==== Input for this task

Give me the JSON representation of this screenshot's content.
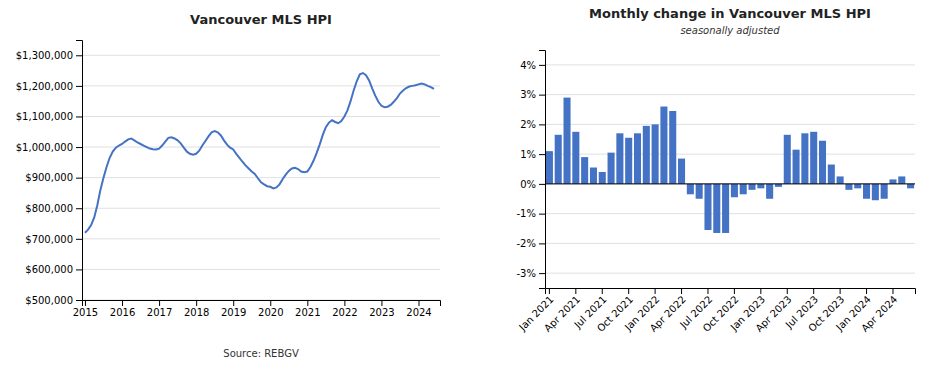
{
  "chart_data": [
    {
      "type": "line",
      "title": "Vancouver MLS HPI",
      "annotations": [
        "Source: REBGV"
      ],
      "color": "#4472C4",
      "x": [
        2015.0,
        2015.083,
        2015.167,
        2015.25,
        2015.333,
        2015.417,
        2015.5,
        2015.583,
        2015.667,
        2015.75,
        2015.833,
        2015.917,
        2016.0,
        2016.083,
        2016.167,
        2016.25,
        2016.333,
        2016.417,
        2016.5,
        2016.583,
        2016.667,
        2016.75,
        2016.833,
        2016.917,
        2017.0,
        2017.083,
        2017.167,
        2017.25,
        2017.333,
        2017.417,
        2017.5,
        2017.583,
        2017.667,
        2017.75,
        2017.833,
        2017.917,
        2018.0,
        2018.083,
        2018.167,
        2018.25,
        2018.333,
        2018.417,
        2018.5,
        2018.583,
        2018.667,
        2018.75,
        2018.833,
        2018.917,
        2019.0,
        2019.083,
        2019.167,
        2019.25,
        2019.333,
        2019.417,
        2019.5,
        2019.583,
        2019.667,
        2019.75,
        2019.833,
        2019.917,
        2020.0,
        2020.083,
        2020.167,
        2020.25,
        2020.333,
        2020.417,
        2020.5,
        2020.583,
        2020.667,
        2020.75,
        2020.833,
        2020.917,
        2021.0,
        2021.083,
        2021.167,
        2021.25,
        2021.333,
        2021.417,
        2021.5,
        2021.583,
        2021.667,
        2021.75,
        2021.833,
        2021.917,
        2022.0,
        2022.083,
        2022.167,
        2022.25,
        2022.333,
        2022.417,
        2022.5,
        2022.583,
        2022.667,
        2022.75,
        2022.833,
        2022.917,
        2023.0,
        2023.083,
        2023.167,
        2023.25,
        2023.333,
        2023.417,
        2023.5,
        2023.583,
        2023.667,
        2023.75,
        2023.833,
        2023.917,
        2024.0,
        2024.083,
        2024.167,
        2024.25,
        2024.333,
        2024.417
      ],
      "values": [
        720000,
        730000,
        745000,
        770000,
        810000,
        860000,
        900000,
        935000,
        965000,
        985000,
        998000,
        1005000,
        1010000,
        1018000,
        1025000,
        1028000,
        1022000,
        1015000,
        1010000,
        1005000,
        1000000,
        995000,
        993000,
        992000,
        995000,
        1005000,
        1018000,
        1030000,
        1032000,
        1028000,
        1022000,
        1012000,
        998000,
        985000,
        978000,
        975000,
        978000,
        988000,
        1005000,
        1020000,
        1035000,
        1048000,
        1052000,
        1048000,
        1038000,
        1022000,
        1008000,
        998000,
        992000,
        978000,
        965000,
        952000,
        940000,
        930000,
        920000,
        912000,
        898000,
        885000,
        878000,
        872000,
        870000,
        865000,
        868000,
        878000,
        895000,
        910000,
        922000,
        930000,
        932000,
        928000,
        920000,
        918000,
        920000,
        935000,
        955000,
        980000,
        1008000,
        1040000,
        1065000,
        1080000,
        1088000,
        1082000,
        1078000,
        1085000,
        1100000,
        1120000,
        1150000,
        1185000,
        1215000,
        1238000,
        1242000,
        1235000,
        1218000,
        1192000,
        1168000,
        1148000,
        1135000,
        1130000,
        1132000,
        1138000,
        1148000,
        1160000,
        1175000,
        1185000,
        1193000,
        1198000,
        1200000,
        1202000,
        1205000,
        1208000,
        1205000,
        1200000,
        1196000,
        1190000
      ],
      "xlim": [
        2014.92,
        2024.58
      ],
      "xticks": [
        2015,
        2016,
        2017,
        2018,
        2019,
        2020,
        2021,
        2022,
        2023,
        2024
      ],
      "ylim": [
        500000,
        1350000
      ],
      "yticks": [
        {
          "value": 500000,
          "label": "$500,000"
        },
        {
          "value": 600000,
          "label": "$600,000"
        },
        {
          "value": 700000,
          "label": "$700,000"
        },
        {
          "value": 800000,
          "label": "$800,000"
        },
        {
          "value": 900000,
          "label": "$900,000"
        },
        {
          "value": 1000000,
          "label": "$1,000,000"
        },
        {
          "value": 1100000,
          "label": "$1,100,000"
        },
        {
          "value": 1200000,
          "label": "$1,200,000"
        },
        {
          "value": 1300000,
          "label": "$1,300,000"
        }
      ],
      "grid": true
    },
    {
      "type": "bar",
      "title": "Monthly change in Vancouver MLS HPI",
      "subtitle": "seasonally adjusted",
      "color": "#4472C4",
      "categories": [
        "Jan 2021",
        null,
        null,
        "Apr 2021",
        null,
        null,
        "Jul 2021",
        null,
        null,
        "Oct 2021",
        null,
        null,
        "Jan 2022",
        null,
        null,
        "Apr 2022",
        null,
        null,
        "Jul 2022",
        null,
        null,
        "Oct 2022",
        null,
        null,
        "Jan 2023",
        null,
        null,
        "Apr 2023",
        null,
        null,
        "Jul 2023",
        null,
        null,
        "Oct 2023",
        null,
        null,
        "Jan 2024",
        null,
        null,
        "Apr 2024",
        null,
        null
      ],
      "values": [
        1.1,
        1.65,
        2.9,
        1.75,
        0.9,
        0.55,
        0.4,
        1.05,
        1.7,
        1.55,
        1.7,
        1.95,
        2.0,
        2.6,
        2.45,
        0.85,
        -0.35,
        -0.5,
        -1.55,
        -1.65,
        -1.65,
        -0.45,
        -0.35,
        -0.2,
        -0.15,
        -0.5,
        -0.1,
        1.65,
        1.15,
        1.7,
        1.75,
        1.45,
        0.65,
        0.25,
        -0.2,
        -0.15,
        -0.5,
        -0.55,
        -0.5,
        0.15,
        0.25,
        -0.15
      ],
      "ylim": [
        -3.5,
        4.5
      ],
      "yticks": [
        {
          "value": -3,
          "label": "-3%"
        },
        {
          "value": -2,
          "label": "-2%"
        },
        {
          "value": -1,
          "label": "-1%"
        },
        {
          "value": 0,
          "label": "0%"
        },
        {
          "value": 1,
          "label": "1%"
        },
        {
          "value": 2,
          "label": "2%"
        },
        {
          "value": 3,
          "label": "3%"
        },
        {
          "value": 4,
          "label": "4%"
        }
      ],
      "grid": true
    }
  ]
}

========

State how many lines above include the word "Vancouver", and nothing more.

2